── RECORDS FOR PROCESSING ──

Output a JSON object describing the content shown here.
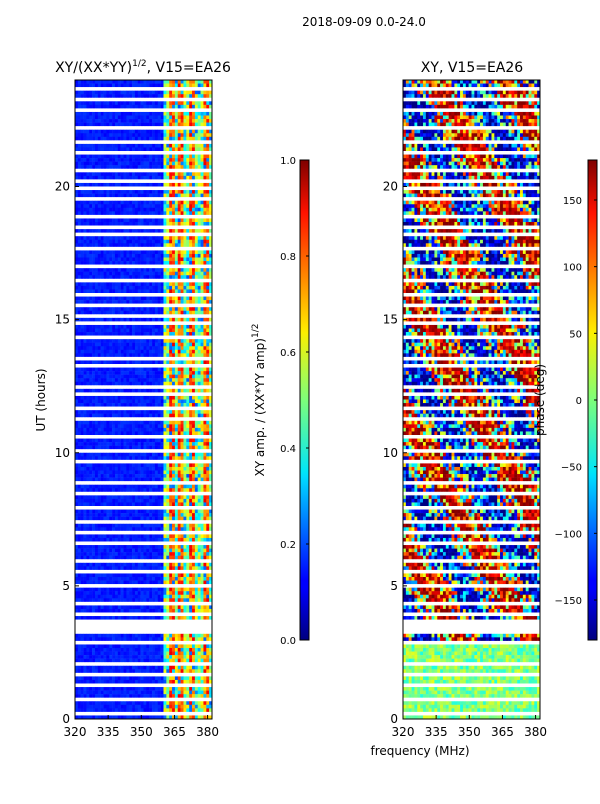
{
  "figure_title": "2018-09-09 0.0-24.0",
  "shared_xlabel": "frequency (MHz)",
  "colors": {
    "background": "#ffffff",
    "axes": "#000000",
    "gap": "#ffffff"
  },
  "chart_data": [
    {
      "type": "heatmap",
      "title": "XY/(XX*YY)",
      "title_suffix": ", V15=EA26",
      "title_superscript": "1/2",
      "xlabel": "",
      "ylabel": "UT (hours)",
      "x_ticks": [
        "320",
        "335",
        "350",
        "365",
        "380"
      ],
      "x_tick_values": [
        320,
        335,
        350,
        365,
        380
      ],
      "y_ticks": [
        "0",
        "5",
        "10",
        "15",
        "20"
      ],
      "y_tick_values": [
        0,
        5,
        10,
        15,
        20
      ],
      "xlim": [
        320,
        382
      ],
      "ylim": [
        0,
        24
      ],
      "colormap": "jet",
      "colorbar": {
        "label": "XY amp. / (XX*YY amp)",
        "label_superscript": "1/2",
        "range": [
          0.0,
          1.0
        ],
        "ticks": [
          "0.0",
          "0.2",
          "0.4",
          "0.6",
          "0.8",
          "1.0"
        ],
        "tick_values": [
          0.0,
          0.2,
          0.4,
          0.6,
          0.8,
          1.0
        ]
      },
      "pattern": {
        "low_band_MHz": [
          320,
          360
        ],
        "low_band_level": 0.12,
        "high_band_MHz": [
          360,
          382
        ],
        "high_band_level": 0.55,
        "bright_channels_MHz": [
          364,
          368,
          373,
          379
        ]
      },
      "data_gaps_hours": [
        [
          3.3,
          3.7
        ]
      ]
    },
    {
      "type": "heatmap",
      "title": "XY, V15=EA26",
      "xlabel": "frequency (MHz)",
      "ylabel": "",
      "x_ticks": [
        "320",
        "335",
        "350",
        "365",
        "380"
      ],
      "x_tick_values": [
        320,
        335,
        350,
        365,
        380
      ],
      "y_ticks": [
        "0",
        "5",
        "10",
        "15",
        "20"
      ],
      "y_tick_values": [
        0,
        5,
        10,
        15,
        20
      ],
      "xlim": [
        320,
        382
      ],
      "ylim": [
        0,
        24
      ],
      "colormap": "jet",
      "colorbar": {
        "label": "phase (deg)",
        "range": [
          -180,
          180
        ],
        "ticks": [
          "−150",
          "−100",
          "−50",
          "0",
          "50",
          "100",
          "150"
        ],
        "tick_values": [
          -150,
          -100,
          -50,
          0,
          50,
          100,
          150
        ]
      },
      "pattern": {
        "description_band_hours": [
          0,
          3
        ],
        "low_time_phase_deg": 15,
        "upper_time_phase": "wrapping across full range"
      },
      "data_gaps_hours": [
        [
          3.3,
          3.7
        ]
      ]
    }
  ]
}
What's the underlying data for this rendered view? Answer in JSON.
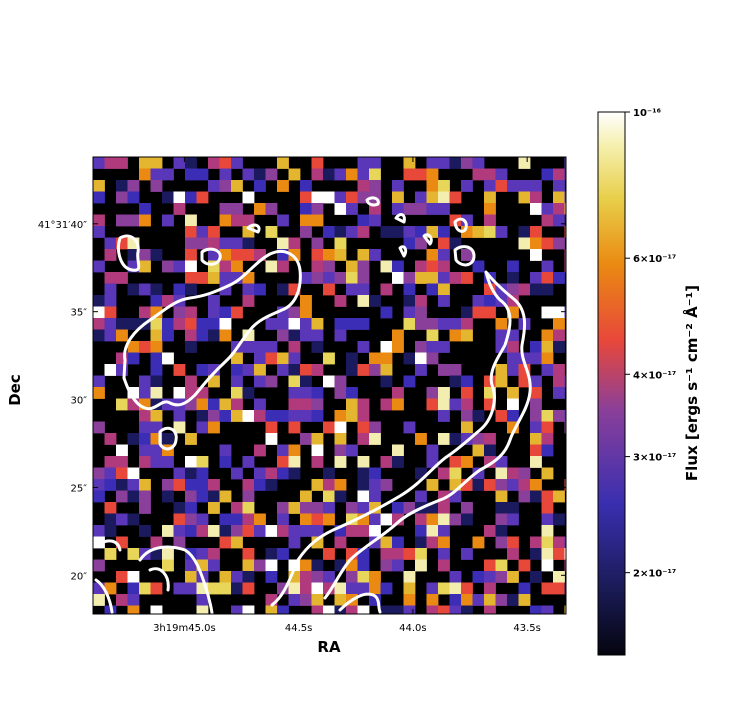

───

• **EXERCISE**: Retype all of the entries exactly as written, leaving out any images.

• **ANSWER FOR THE TASK**:
Output a JSON object describing the content shown here.
{
  "figure_title": "2018-09-09 0.0-24.0",
  "shared_xlabel": "frequency (MHz)",
  "colors": {
    "background": "#ffffff",
    "axes": "#000000",
    "gap": "#ffffff"
  },
  "chart_data": [
    {
      "type": "heatmap",
      "title": "XY/(XX*YY)",
      "title_suffix": ", V15=EA26",
      "title_superscript": "1/2",
      "xlabel": "",
      "ylabel": "UT (hours)",
      "x_ticks": [
        "320",
        "335",
        "350",
        "365",
        "380"
      ],
      "x_tick_values": [
        320,
        335,
        350,
        365,
        380
      ],
      "y_ticks": [
        "0",
        "5",
        "10",
        "15",
        "20"
      ],
      "y_tick_values": [
        0,
        5,
        10,
        15,
        20
      ],
      "xlim": [
        320,
        382
      ],
      "ylim": [
        0,
        24
      ],
      "colormap": "jet",
      "colorbar": {
        "label": "XY amp. / (XX*YY amp)",
        "label_superscript": "1/2",
        "range": [
          0.0,
          1.0
        ],
        "ticks": [
          "0.0",
          "0.2",
          "0.4",
          "0.6",
          "0.8",
          "1.0"
        ],
        "tick_values": [
          0.0,
          0.2,
          0.4,
          0.6,
          0.8,
          1.0
        ]
      },
      "pattern": {
        "low_band_MHz": [
          320,
          360
        ],
        "low_band_level": 0.12,
        "high_band_MHz": [
          360,
          382
        ],
        "high_band_level": 0.55,
        "bright_channels_MHz": [
          364,
          368,
          373,
          379
        ]
      },
      "data_gaps_hours": [
        [
          3.3,
          3.7
        ]
      ]
    },
    {
      "type": "heatmap",
      "title": "XY, V15=EA26",
      "xlabel": "frequency (MHz)",
      "ylabel": "",
      "x_ticks": [
        "320",
        "335",
        "350",
        "365",
        "380"
      ],
      "x_tick_values": [
        320,
        335,
        350,
        365,
        380
      ],
      "y_ticks": [
        "0",
        "5",
        "10",
        "15",
        "20"
      ],
      "y_tick_values": [
        0,
        5,
        10,
        15,
        20
      ],
      "xlim": [
        320,
        382
      ],
      "ylim": [
        0,
        24
      ],
      "colormap": "jet",
      "colorbar": {
        "label": "phase (deg)",
        "range": [
          -180,
          180
        ],
        "ticks": [
          "−150",
          "−100",
          "−50",
          "0",
          "50",
          "100",
          "150"
        ],
        "tick_values": [
          -150,
          -100,
          -50,
          0,
          50,
          100,
          150
        ]
      },
      "pattern": {
        "description_band_hours": [
          0,
          3
        ],
        "low_time_phase_deg": 15,
        "upper_time_phase": "wrapping across full range"
      },
      "data_gaps_hours": [
        [
          3.3,
          3.7
        ]
      ]
    }
  ]
}
What's the underlying data for this rendered view? Answer in JSON.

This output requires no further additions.